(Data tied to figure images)
=== Begin Enclosure ===

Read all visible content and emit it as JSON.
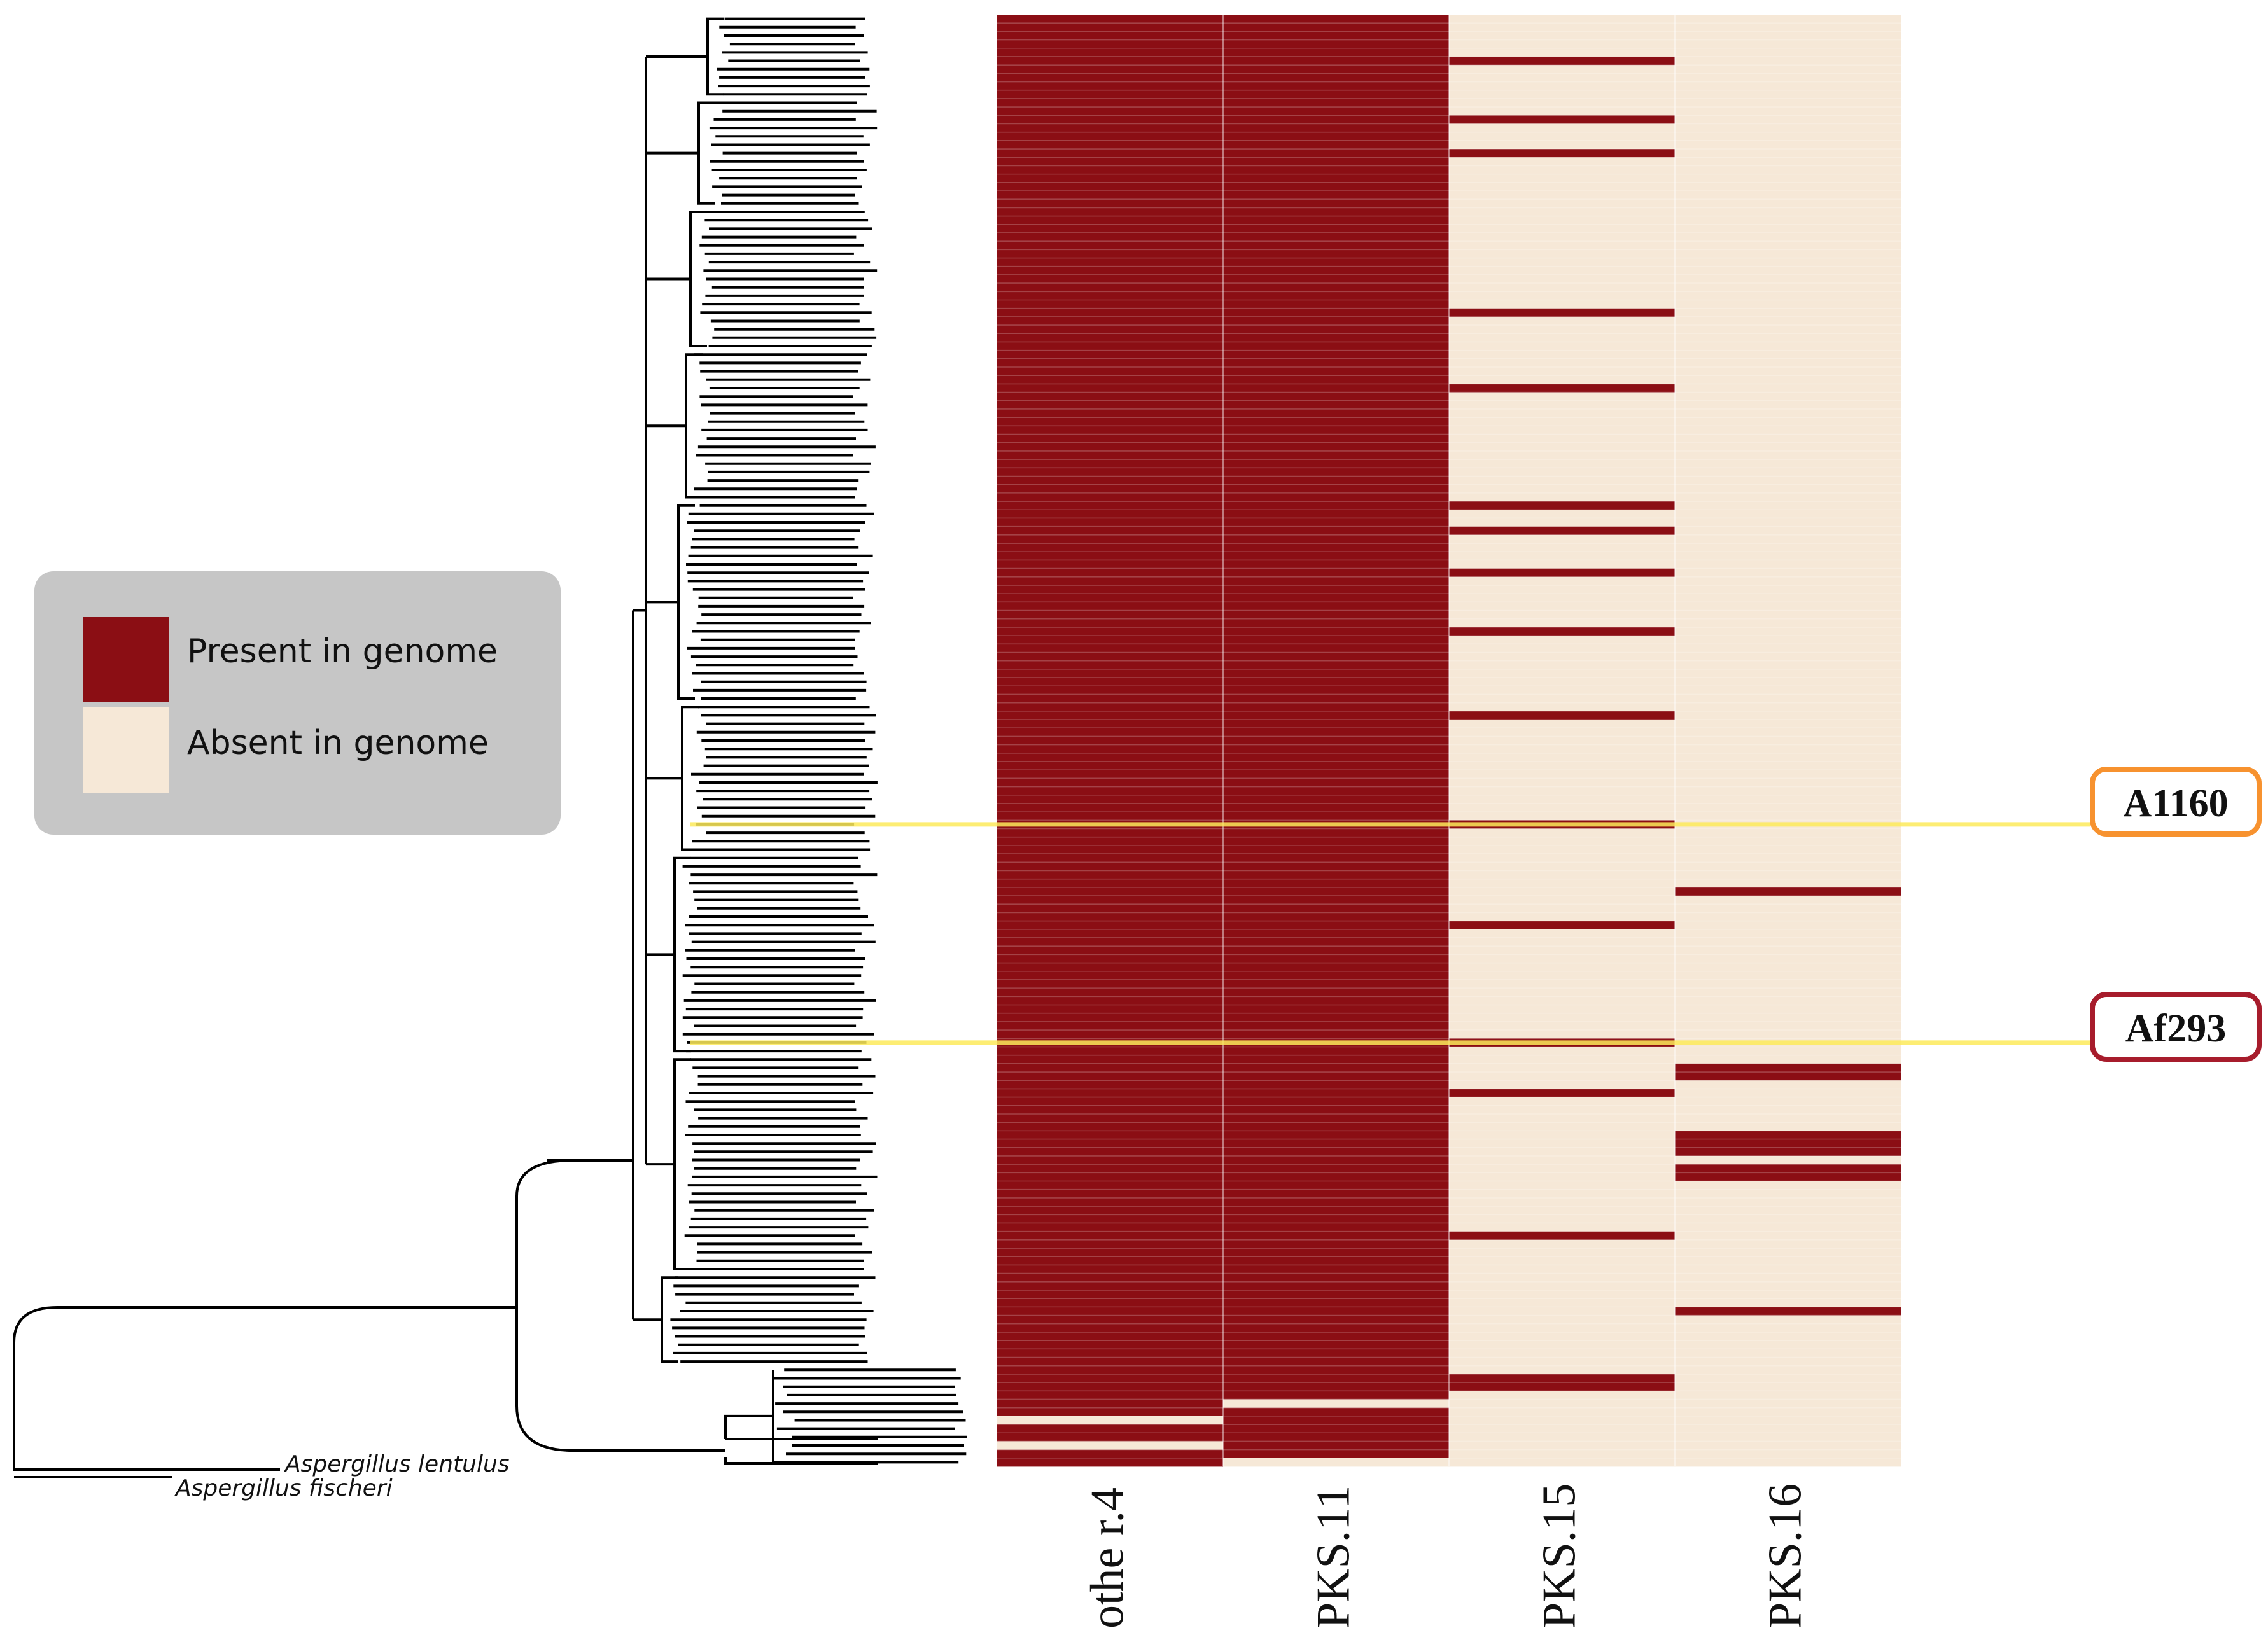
{
  "legend": {
    "present_label": "Present in genome",
    "absent_label": "Absent in genome",
    "present_color": "#8b0e14",
    "absent_color": "#f6e8d7",
    "background_color": "#c6c6c6"
  },
  "highlights": [
    {
      "label": "A1160",
      "border_color": "#f7922f",
      "row": 96
    },
    {
      "label": "Af293",
      "border_color": "#a71c2c",
      "row": 122
    }
  ],
  "tree": {
    "outgroup_labels": [
      "Aspergillus lentulus",
      "Aspergillus fischeri"
    ]
  },
  "chart_data": {
    "type": "heatmap",
    "title": "",
    "xlabel": "",
    "ylabel": "",
    "columns": [
      "othe r.4",
      "PKS.11",
      "PKS.15",
      "PKS.16"
    ],
    "n_rows": 173,
    "values_legend": {
      "1": "Present in genome",
      "0": "Absent in genome"
    },
    "default_by_column": [
      1,
      1,
      0,
      0
    ],
    "absent_rows_by_column": {
      "othe r.4": [
        167,
        170
      ],
      "PKS.11": [
        165,
        172
      ]
    },
    "present_rows_by_column": {
      "PKS.15": [
        5,
        12,
        16,
        35,
        44,
        58,
        61,
        66,
        73,
        83,
        96,
        108,
        122,
        128,
        145,
        162,
        163
      ],
      "PKS.16": [
        104,
        125,
        126,
        133,
        134,
        135,
        137,
        138,
        154
      ]
    },
    "highlighted_rows": {
      "A1160": 96,
      "Af293": 122
    }
  }
}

=== End Enclosure ===

* [Exercise]:
Transcribe every entry exactly, leaving out the pictures.

* [Solution to the exercise]:
Read all visible content and emit it as JSON.
{
  "legend": {
    "present_label": "Present in genome",
    "absent_label": "Absent in genome",
    "present_color": "#8b0e14",
    "absent_color": "#f6e8d7",
    "background_color": "#c6c6c6"
  },
  "highlights": [
    {
      "label": "A1160",
      "border_color": "#f7922f",
      "row": 96
    },
    {
      "label": "Af293",
      "border_color": "#a71c2c",
      "row": 122
    }
  ],
  "tree": {
    "outgroup_labels": [
      "Aspergillus lentulus",
      "Aspergillus fischeri"
    ]
  },
  "chart_data": {
    "type": "heatmap",
    "title": "",
    "xlabel": "",
    "ylabel": "",
    "columns": [
      "othe r.4",
      "PKS.11",
      "PKS.15",
      "PKS.16"
    ],
    "n_rows": 173,
    "values_legend": {
      "1": "Present in genome",
      "0": "Absent in genome"
    },
    "default_by_column": [
      1,
      1,
      0,
      0
    ],
    "absent_rows_by_column": {
      "othe r.4": [
        167,
        170
      ],
      "PKS.11": [
        165,
        172
      ]
    },
    "present_rows_by_column": {
      "PKS.15": [
        5,
        12,
        16,
        35,
        44,
        58,
        61,
        66,
        73,
        83,
        96,
        108,
        122,
        128,
        145,
        162,
        163
      ],
      "PKS.16": [
        104,
        125,
        126,
        133,
        134,
        135,
        137,
        138,
        154
      ]
    },
    "highlighted_rows": {
      "A1160": 96,
      "Af293": 122
    }
  }
}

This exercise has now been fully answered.